MATERIAL:
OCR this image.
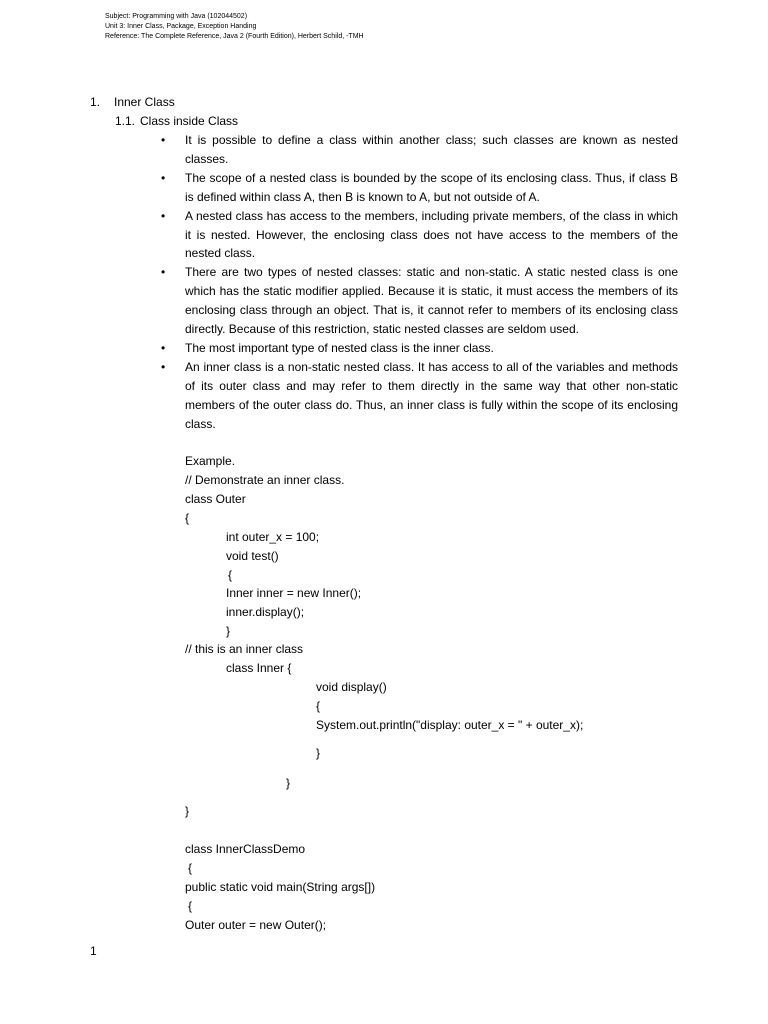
Subject: Programming with Java (102044502)
Unit 3: Inner Class, Package, Exception Handing
Reference: The Complete Reference, Java 2 (Fourth Edition), Herbert Schild, -TMH
1. Inner Class
1.1. Class inside Class
• It is possible to define a class within another class; such classes are known as nested classes.
• The scope of a nested class is bounded by the scope of its enclosing class. Thus, if class B is defined within class A, then B is known to A, but not outside of A.
• A nested class has access to the members, including private members, of the class in which it is nested. However, the enclosing class does not have access to the members of the nested class.
• There are two types of nested classes: static and non-static. A static nested class is one which has the static modifier applied. Because it is static, it must access the members of its enclosing class through an object. That is, it cannot refer to members of its enclosing class directly. Because of this restriction, static nested classes are seldom used.
• The most important type of nested class is the inner class.
• An inner class is a non-static nested class. It has access to all of the variables and methods of its outer class and may refer to them directly in the same way that other non-static members of the outer class do. Thus, an inner class is fully within the scope of its enclosing class.
Example.
// Demonstrate an inner class.
class Outer
{
int outer_x = 100;
void test()
{
Inner inner = new Inner();
inner.display();
}
// this is an inner class
class Inner {
void display()
{
System.out.println("display: outer_x = " + outer_x);
}
}
}
class InnerClassDemo
{
public static void main(String args[])
{
Outer outer = new Outer();
1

YOUR INSTRUCTIONS: Of the lines in this listing, how many contain "known"? Reply with the number and nothing more.

COMPLETE RESPONSE: 2